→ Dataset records
-*-

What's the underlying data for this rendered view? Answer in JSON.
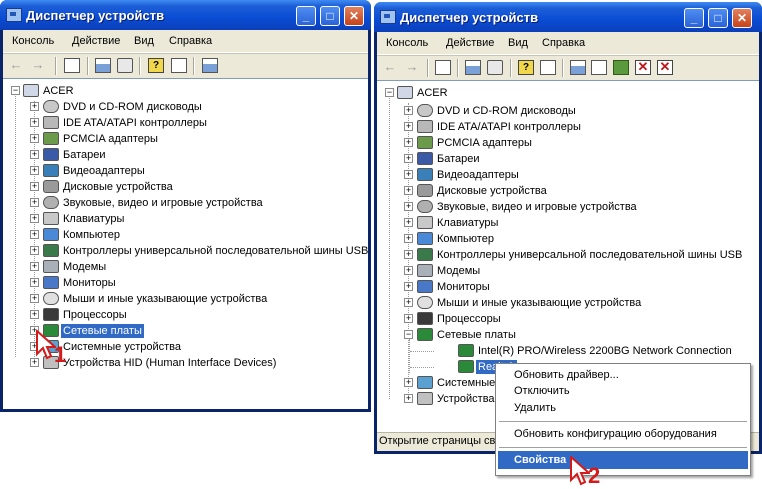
{
  "windows": [
    {
      "title": "Диспетчер устройств",
      "menu": [
        "Консоль",
        "Действие",
        "Вид",
        "Справка"
      ],
      "root": "ACER",
      "tree": [
        {
          "label": "DVD и CD-ROM дисководы",
          "icon": "disc-icon"
        },
        {
          "label": "IDE ATA/ATAPI контроллеры",
          "icon": "ide-controller-icon"
        },
        {
          "label": "PCMCIA адаптеры",
          "icon": "pcmcia-icon"
        },
        {
          "label": "Батареи",
          "icon": "battery-icon"
        },
        {
          "label": "Видеоадаптеры",
          "icon": "video-adapter-icon"
        },
        {
          "label": "Дисковые устройства",
          "icon": "disk-drive-icon"
        },
        {
          "label": "Звуковые, видео и игровые устройства",
          "icon": "sound-icon"
        },
        {
          "label": "Клавиатуры",
          "icon": "keyboard-icon"
        },
        {
          "label": "Компьютер",
          "icon": "computer-icon"
        },
        {
          "label": "Контроллеры универсальной последовательной шины USB",
          "icon": "usb-icon"
        },
        {
          "label": "Модемы",
          "icon": "modem-icon"
        },
        {
          "label": "Мониторы",
          "icon": "monitor-icon"
        },
        {
          "label": "Мыши и иные указывающие устройства",
          "icon": "mouse-icon"
        },
        {
          "label": "Процессоры",
          "icon": "cpu-icon"
        },
        {
          "label": "Сетевые платы",
          "icon": "network-card-icon",
          "selected": true
        },
        {
          "label": "Системные устройства",
          "icon": "system-device-icon"
        },
        {
          "label": "Устройства HID (Human Interface Devices)",
          "icon": "hid-icon"
        }
      ]
    },
    {
      "title": "Диспетчер устройств",
      "menu": [
        "Консоль",
        "Действие",
        "Вид",
        "Справка"
      ],
      "root": "ACER",
      "tree": [
        {
          "label": "DVD и CD-ROM дисководы",
          "icon": "disc-icon"
        },
        {
          "label": "IDE ATA/ATAPI контроллеры",
          "icon": "ide-controller-icon"
        },
        {
          "label": "PCMCIA адаптеры",
          "icon": "pcmcia-icon"
        },
        {
          "label": "Батареи",
          "icon": "battery-icon"
        },
        {
          "label": "Видеоадаптеры",
          "icon": "video-adapter-icon"
        },
        {
          "label": "Дисковые устройства",
          "icon": "disk-drive-icon"
        },
        {
          "label": "Звуковые, видео и игровые устройства",
          "icon": "sound-icon"
        },
        {
          "label": "Клавиатуры",
          "icon": "keyboard-icon"
        },
        {
          "label": "Компьютер",
          "icon": "computer-icon"
        },
        {
          "label": "Контроллеры универсальной последовательной шины USB",
          "icon": "usb-icon"
        },
        {
          "label": "Модемы",
          "icon": "modem-icon"
        },
        {
          "label": "Мониторы",
          "icon": "monitor-icon"
        },
        {
          "label": "Мыши и иные указывающие устройства",
          "icon": "mouse-icon"
        },
        {
          "label": "Процессоры",
          "icon": "cpu-icon"
        },
        {
          "label": "Сетевые платы",
          "icon": "network-card-icon",
          "expanded": true
        },
        {
          "label": "Intel(R) PRO/Wireless 2200BG Network Connection",
          "icon": "network-card-icon",
          "child": true
        },
        {
          "label": "Realtek",
          "icon": "network-card-icon",
          "child": true,
          "selected": true
        },
        {
          "label": "Системные",
          "icon": "system-device-icon"
        },
        {
          "label": "Устройства",
          "icon": "hid-icon"
        }
      ],
      "status": "Открытие страницы св"
    }
  ],
  "context_menu": {
    "items": [
      {
        "label": "Обновить драйвер..."
      },
      {
        "label": "Отключить"
      },
      {
        "label": "Удалить"
      },
      {
        "label": "Обновить конфигурацию оборудования"
      },
      {
        "label": "Свойства",
        "highlighted": true
      }
    ]
  },
  "callouts": [
    "1",
    "2"
  ],
  "colors": {
    "title_bar": "#0a4cd4",
    "selection": "#316ac5",
    "callout": "#d41a1a",
    "window_bg": "#ece9d8"
  }
}
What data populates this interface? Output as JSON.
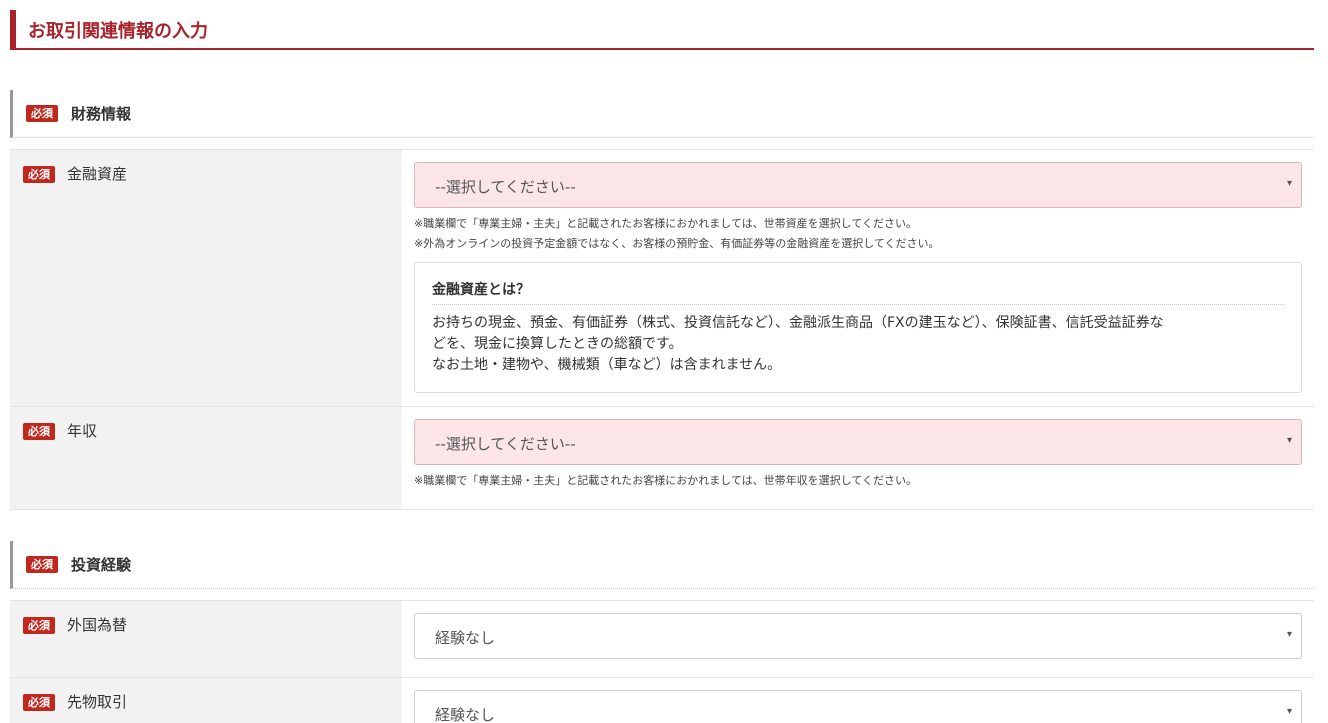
{
  "header": {
    "title": "お取引関連情報の入力"
  },
  "required_badge": "必須",
  "financial": {
    "title": "財務情報",
    "assets": {
      "label": "金融資産",
      "select_value": "--選択してください--",
      "notes": [
        "※職業欄で「専業主婦・主夫」と記載されたお客様におかれましては、世帯資産を選択してください。",
        "※外為オンラインの投資予定金額ではなく、お客様の預貯金、有価証券等の金融資産を選択してください。"
      ],
      "info": {
        "title": "金融資産とは？",
        "lines": [
          "お持ちの現金、預金、有価証券（株式、投資信託など）、金融派生商品（FXの建玉など）、保険証書、信託受益証券な",
          "どを、現金に換算したときの総額です。",
          "なお土地・建物や、機械類（車など）は含まれません。"
        ]
      }
    },
    "income": {
      "label": "年収",
      "select_value": "--選択してください--",
      "notes": [
        "※職業欄で「専業主婦・主夫」と記載されたお客様におかれましては、世帯年収を選択してください。"
      ]
    }
  },
  "experience": {
    "title": "投資経験",
    "forex": {
      "label": "外国為替",
      "select_value": "経験なし"
    },
    "futures": {
      "label": "先物取引",
      "select_value": "経験なし"
    }
  },
  "icons": {
    "caret": "▾"
  },
  "colors": {
    "brand": "#a8232b",
    "badge": "#c0281d",
    "invalid_bg": "#fbe5e7",
    "label_bg": "#f2f2f2"
  }
}
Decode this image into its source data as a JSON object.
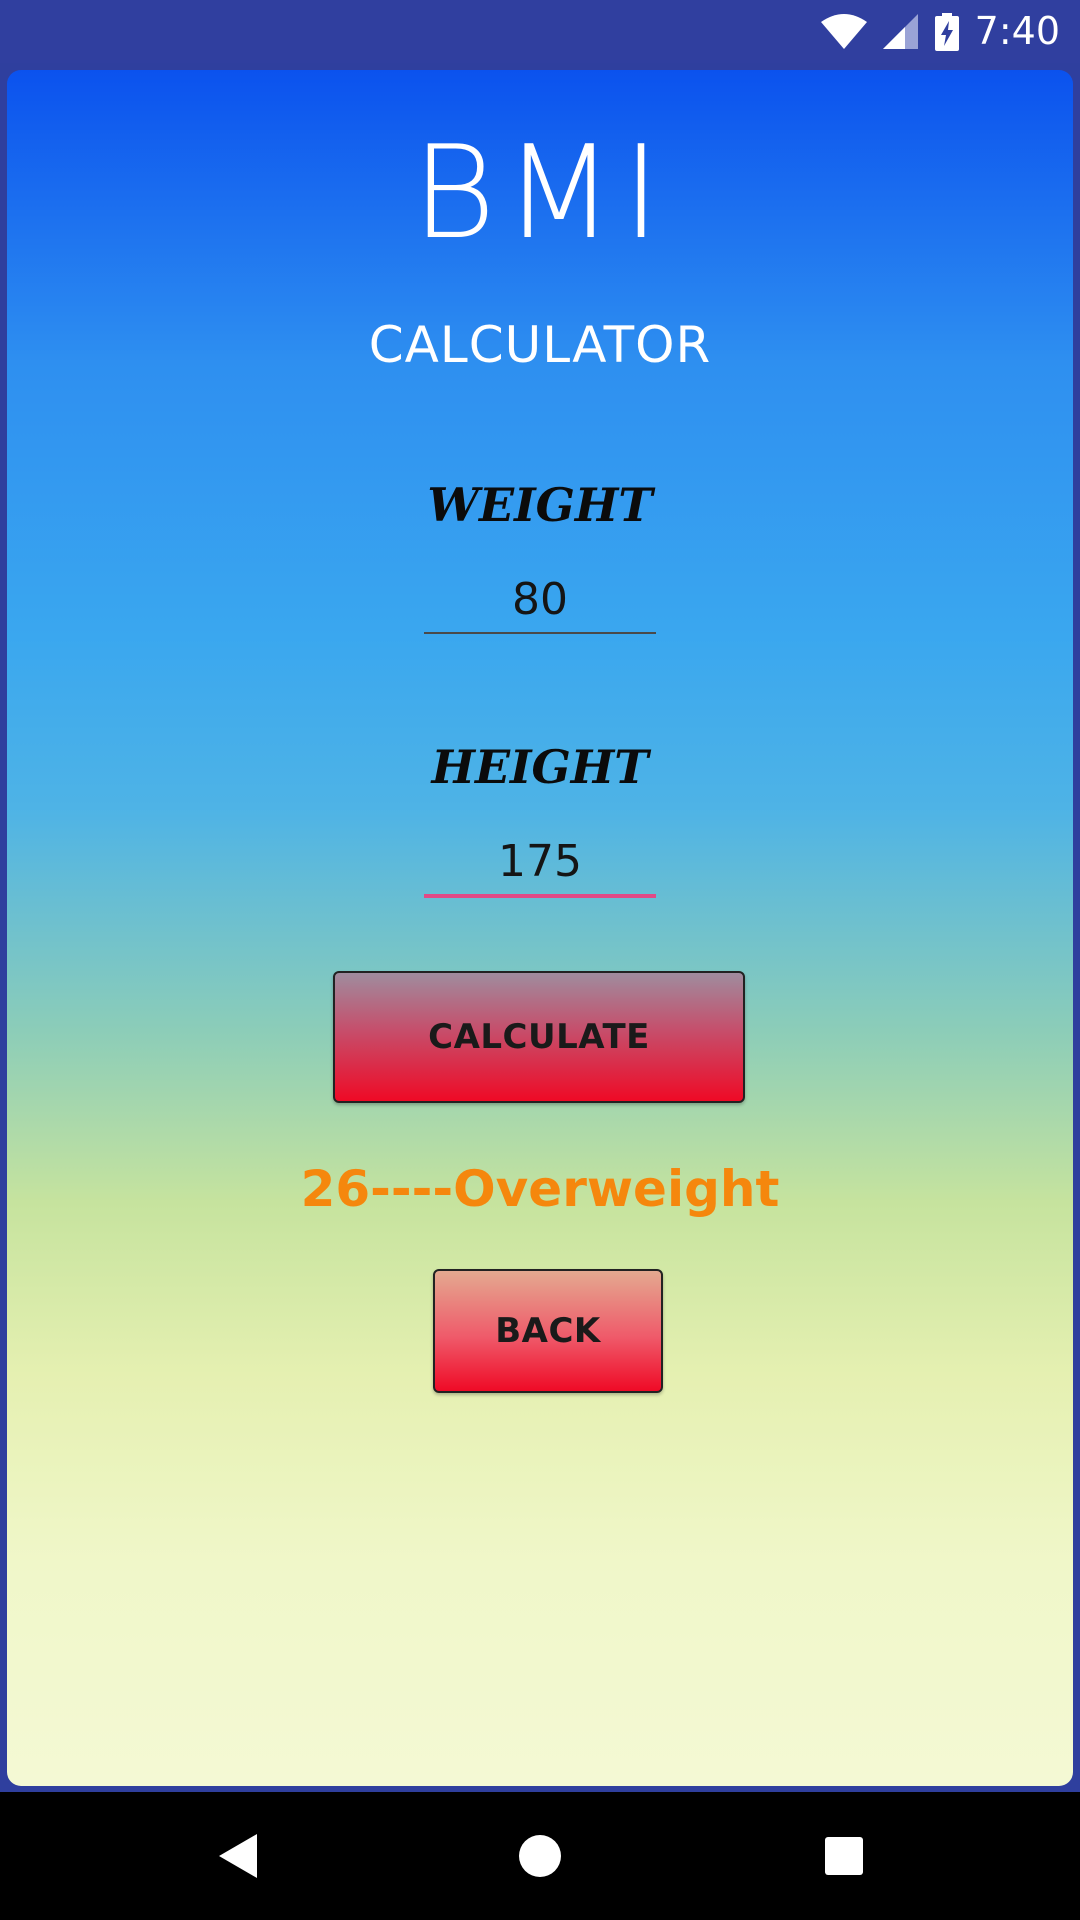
{
  "status_bar": {
    "time": "7:40",
    "icons": [
      "wifi-icon",
      "signal-icon",
      "battery-charging-icon"
    ],
    "background_color": "#303f9f"
  },
  "app": {
    "title": "BMI",
    "subtitle": "CALCULATOR",
    "weight": {
      "label": "WEIGHT",
      "value": "80"
    },
    "height": {
      "label": "HEIGHT",
      "value": "175"
    },
    "calculate_button_label": "CALCULATE",
    "result": "26----Overweight",
    "back_button_label": "BACK",
    "colors": {
      "result_text": "#f5870d",
      "button_red": "#ef0a26",
      "focused_underline": "#e14a86"
    }
  },
  "nav_bar": {
    "icons": [
      "back-icon",
      "home-icon",
      "recents-icon"
    ]
  }
}
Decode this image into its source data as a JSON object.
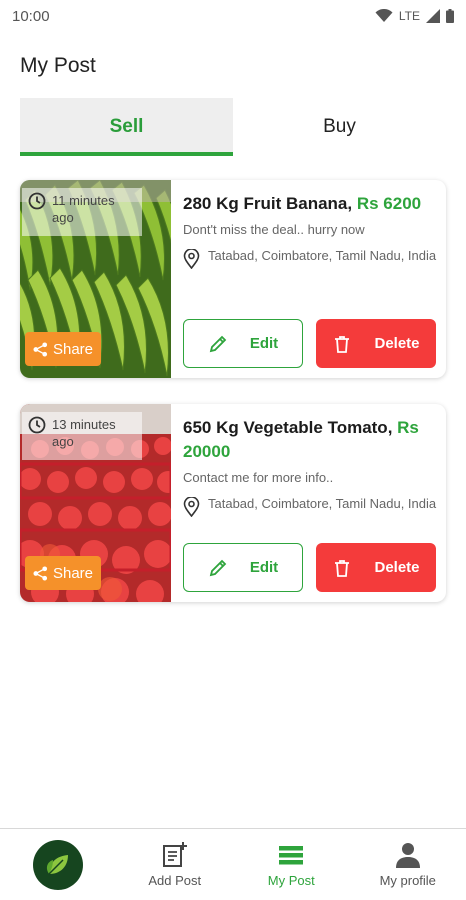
{
  "status_bar": {
    "time": "10:00",
    "network": "LTE"
  },
  "page": {
    "title": "My Post"
  },
  "tabs": [
    {
      "label": "Sell"
    },
    {
      "label": "Buy"
    }
  ],
  "posts": [
    {
      "time_ago": "11 minutes ago",
      "title": "280 Kg Fruit Banana, ",
      "price": "Rs 6200",
      "description": "Dont't miss the deal.. hurry now",
      "location": "Tatabad, Coimbatore, Tamil Nadu, India",
      "share_label": "Share",
      "edit_label": "Edit",
      "delete_label": "Delete"
    },
    {
      "time_ago": "13 minutes ago",
      "title": "650 Kg Vegetable Tomato, ",
      "price": "Rs 20000",
      "description": "Contact me for more info..",
      "location": "Tatabad, Coimbatore, Tamil Nadu, India",
      "share_label": "Share",
      "edit_label": "Edit",
      "delete_label": "Delete"
    }
  ],
  "bottom_nav": [
    {
      "label": "",
      "icon": "leaf-logo-icon"
    },
    {
      "label": "Add Post",
      "icon": "add-post-icon"
    },
    {
      "label": "My Post",
      "icon": "list-icon"
    },
    {
      "label": "My profile",
      "icon": "person-icon"
    }
  ],
  "colors": {
    "accent": "#2ea43c",
    "share": "#f5912a",
    "delete": "#f43b3b",
    "logo_bg": "#16451f"
  }
}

-*-

→ Stated problem
Each record must be quoted in full and exactly. Do not include the pictures.

→ Task result
What's the underlying data for this rendered view? Answer in JSON.
{
  "windows": [
    {
      "title": "Диспетчер устройств",
      "menu": [
        "Консоль",
        "Действие",
        "Вид",
        "Справка"
      ],
      "root": "ACER",
      "tree": [
        {
          "label": "DVD и CD-ROM дисководы",
          "icon": "disc-icon"
        },
        {
          "label": "IDE ATA/ATAPI контроллеры",
          "icon": "ide-controller-icon"
        },
        {
          "label": "PCMCIA адаптеры",
          "icon": "pcmcia-icon"
        },
        {
          "label": "Батареи",
          "icon": "battery-icon"
        },
        {
          "label": "Видеоадаптеры",
          "icon": "video-adapter-icon"
        },
        {
          "label": "Дисковые устройства",
          "icon": "disk-drive-icon"
        },
        {
          "label": "Звуковые, видео и игровые устройства",
          "icon": "sound-icon"
        },
        {
          "label": "Клавиатуры",
          "icon": "keyboard-icon"
        },
        {
          "label": "Компьютер",
          "icon": "computer-icon"
        },
        {
          "label": "Контроллеры универсальной последовательной шины USB",
          "icon": "usb-icon"
        },
        {
          "label": "Модемы",
          "icon": "modem-icon"
        },
        {
          "label": "Мониторы",
          "icon": "monitor-icon"
        },
        {
          "label": "Мыши и иные указывающие устройства",
          "icon": "mouse-icon"
        },
        {
          "label": "Процессоры",
          "icon": "cpu-icon"
        },
        {
          "label": "Сетевые платы",
          "icon": "network-card-icon",
          "selected": true
        },
        {
          "label": "Системные устройства",
          "icon": "system-device-icon"
        },
        {
          "label": "Устройства HID (Human Interface Devices)",
          "icon": "hid-icon"
        }
      ]
    },
    {
      "title": "Диспетчер устройств",
      "menu": [
        "Консоль",
        "Действие",
        "Вид",
        "Справка"
      ],
      "root": "ACER",
      "tree": [
        {
          "label": "DVD и CD-ROM дисководы",
          "icon": "disc-icon"
        },
        {
          "label": "IDE ATA/ATAPI контроллеры",
          "icon": "ide-controller-icon"
        },
        {
          "label": "PCMCIA адаптеры",
          "icon": "pcmcia-icon"
        },
        {
          "label": "Батареи",
          "icon": "battery-icon"
        },
        {
          "label": "Видеоадаптеры",
          "icon": "video-adapter-icon"
        },
        {
          "label": "Дисковые устройства",
          "icon": "disk-drive-icon"
        },
        {
          "label": "Звуковые, видео и игровые устройства",
          "icon": "sound-icon"
        },
        {
          "label": "Клавиатуры",
          "icon": "keyboard-icon"
        },
        {
          "label": "Компьютер",
          "icon": "computer-icon"
        },
        {
          "label": "Контроллеры универсальной последовательной шины USB",
          "icon": "usb-icon"
        },
        {
          "label": "Модемы",
          "icon": "modem-icon"
        },
        {
          "label": "Мониторы",
          "icon": "monitor-icon"
        },
        {
          "label": "Мыши и иные указывающие устройства",
          "icon": "mouse-icon"
        },
        {
          "label": "Процессоры",
          "icon": "cpu-icon"
        },
        {
          "label": "Сетевые платы",
          "icon": "network-card-icon",
          "expanded": true
        },
        {
          "label": "Intel(R) PRO/Wireless 2200BG Network Connection",
          "icon": "network-card-icon",
          "child": true
        },
        {
          "label": "Realtek",
          "icon": "network-card-icon",
          "child": true,
          "selected": true
        },
        {
          "label": "Системные",
          "icon": "system-device-icon"
        },
        {
          "label": "Устройства",
          "icon": "hid-icon"
        }
      ],
      "status": "Открытие страницы св"
    }
  ],
  "context_menu": {
    "items": [
      {
        "label": "Обновить драйвер..."
      },
      {
        "label": "Отключить"
      },
      {
        "label": "Удалить"
      },
      {
        "label": "Обновить конфигурацию оборудования"
      },
      {
        "label": "Свойства",
        "highlighted": true
      }
    ]
  },
  "callouts": [
    "1",
    "2"
  ],
  "colors": {
    "title_bar": "#0a4cd4",
    "selection": "#316ac5",
    "callout": "#d41a1a",
    "window_bg": "#ece9d8"
  }
}
What data populates this interface? Output as JSON.
{
  "header": {
    "title": "お取引関連情報の入力"
  },
  "required_badge": "必須",
  "financial": {
    "title": "財務情報",
    "assets": {
      "label": "金融資産",
      "select_value": "--選択してください--",
      "notes": [
        "※職業欄で「専業主婦・主夫」と記載されたお客様におかれましては、世帯資産を選択してください。",
        "※外為オンラインの投資予定金額ではなく、お客様の預貯金、有価証券等の金融資産を選択してください。"
      ],
      "info": {
        "title": "金融資産とは？",
        "lines": [
          "お持ちの現金、預金、有価証券（株式、投資信託など）、金融派生商品（FXの建玉など）、保険証書、信託受益証券な",
          "どを、現金に換算したときの総額です。",
          "なお土地・建物や、機械類（車など）は含まれません。"
        ]
      }
    },
    "income": {
      "label": "年収",
      "select_value": "--選択してください--",
      "notes": [
        "※職業欄で「専業主婦・主夫」と記載されたお客様におかれましては、世帯年収を選択してください。"
      ]
    }
  },
  "experience": {
    "title": "投資経験",
    "forex": {
      "label": "外国為替",
      "select_value": "経験なし"
    },
    "futures": {
      "label": "先物取引",
      "select_value": "経験なし"
    }
  },
  "icons": {
    "caret": "▾"
  },
  "colors": {
    "brand": "#a8232b",
    "badge": "#c0281d",
    "invalid_bg": "#fbe5e7",
    "label_bg": "#f2f2f2"
  }
}
Decode this image into its source data as a JSON object.
{
  "status_bar": {
    "time": "7:40",
    "icons": [
      "wifi-icon",
      "signal-icon",
      "battery-charging-icon"
    ],
    "background_color": "#303f9f"
  },
  "app": {
    "title": "BMI",
    "subtitle": "CALCULATOR",
    "weight": {
      "label": "WEIGHT",
      "value": "80"
    },
    "height": {
      "label": "HEIGHT",
      "value": "175"
    },
    "calculate_button_label": "CALCULATE",
    "result": "26----Overweight",
    "back_button_label": "BACK",
    "colors": {
      "result_text": "#f5870d",
      "button_red": "#ef0a26",
      "focused_underline": "#e14a86"
    }
  },
  "nav_bar": {
    "icons": [
      "back-icon",
      "home-icon",
      "recents-icon"
    ]
  }
}
Decode this image into its source data as a JSON object.
{
  "status_bar": {
    "time": "10:00",
    "network": "LTE"
  },
  "page": {
    "title": "My Post"
  },
  "tabs": [
    {
      "label": "Sell"
    },
    {
      "label": "Buy"
    }
  ],
  "posts": [
    {
      "time_ago": "11 minutes ago",
      "title": "280 Kg Fruit Banana, ",
      "price": "Rs 6200",
      "description": "Dont't miss the deal.. hurry now",
      "location": "Tatabad, Coimbatore, Tamil Nadu, India",
      "share_label": "Share",
      "edit_label": "Edit",
      "delete_label": "Delete"
    },
    {
      "time_ago": "13 minutes ago",
      "title": "650 Kg Vegetable Tomato, ",
      "price": "Rs 20000",
      "description": "Contact me for more info..",
      "location": "Tatabad, Coimbatore, Tamil Nadu, India",
      "share_label": "Share",
      "edit_label": "Edit",
      "delete_label": "Delete"
    }
  ],
  "bottom_nav": [
    {
      "label": "",
      "icon": "leaf-logo-icon"
    },
    {
      "label": "Add Post",
      "icon": "add-post-icon"
    },
    {
      "label": "My Post",
      "icon": "list-icon"
    },
    {
      "label": "My profile",
      "icon": "person-icon"
    }
  ],
  "colors": {
    "accent": "#2ea43c",
    "share": "#f5912a",
    "delete": "#f43b3b",
    "logo_bg": "#16451f"
  }
}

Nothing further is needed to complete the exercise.